> _Record list_:
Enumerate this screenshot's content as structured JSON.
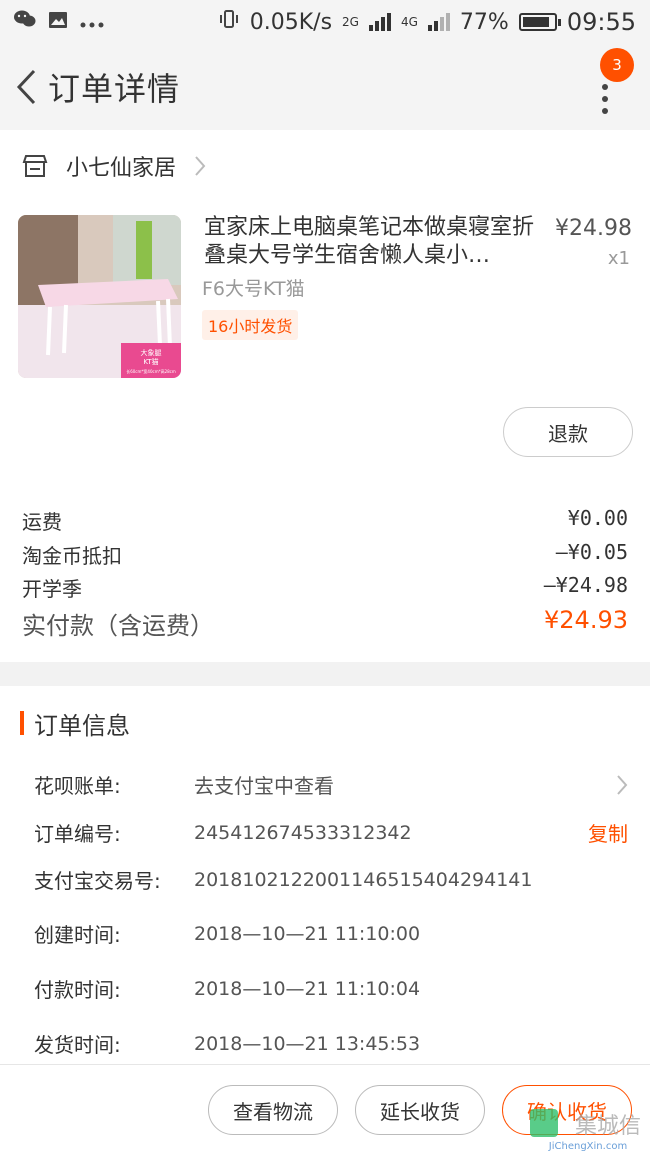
{
  "status_bar": {
    "speed": "0.05K/s",
    "net1": "2G",
    "net2": "4G",
    "battery": "77%",
    "time": "09:55"
  },
  "header": {
    "title": "订单详情",
    "badge_count": "3"
  },
  "shop": {
    "name": "小七仙家居"
  },
  "product": {
    "title": "宜家床上电脑桌笔记本做桌寝室折叠桌大号学生宿舍懒人桌小…",
    "price": "¥24.98",
    "qty": "x1",
    "sku": "F6大号KT猫",
    "ship_tag": "16小时发货",
    "thumb_text1": "大象腿",
    "thumb_text2": "KT猫",
    "thumb_text3": "长60cm*宽40cm*高28cm"
  },
  "refund_label": "退款",
  "fees": [
    {
      "label": "运费",
      "value": "¥0.00"
    },
    {
      "label": "淘金币抵扣",
      "value": "—¥0.05"
    },
    {
      "label": "开学季",
      "value": "—¥24.98"
    }
  ],
  "total": {
    "label": "实付款（含运费）",
    "value": "¥24.93"
  },
  "order_info": {
    "title": "订单信息",
    "rows": [
      {
        "label": "花呗账单:",
        "value": "去支付宝中查看"
      },
      {
        "label": "订单编号:",
        "value": "245412674533312342",
        "action": "复制"
      },
      {
        "label": "支付宝交易号:",
        "value": "2018102122001146515404294141"
      },
      {
        "label": "创建时间:",
        "value": "2018—10—21 11:10:00"
      },
      {
        "label": "付款时间:",
        "value": "2018—10—21 11:10:04"
      },
      {
        "label": "发货时间:",
        "value": "2018—10—21 13:45:53"
      }
    ]
  },
  "bottom": {
    "logistics": "查看物流",
    "extend": "延长收货",
    "confirm": "确认收货"
  },
  "watermark": {
    "brand": "集城信",
    "url": "JiChengXin.com"
  },
  "colors": {
    "accent": "#ff5000"
  }
}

> _Goal_: Report all lines of the material that contain the word "title".

> _Written answer_:
    "title": "订单详情",
    "title": "宜家床上电脑桌笔记本做桌寝室折叠桌大号学生宿舍懒人桌小…",
    "title": "订单信息",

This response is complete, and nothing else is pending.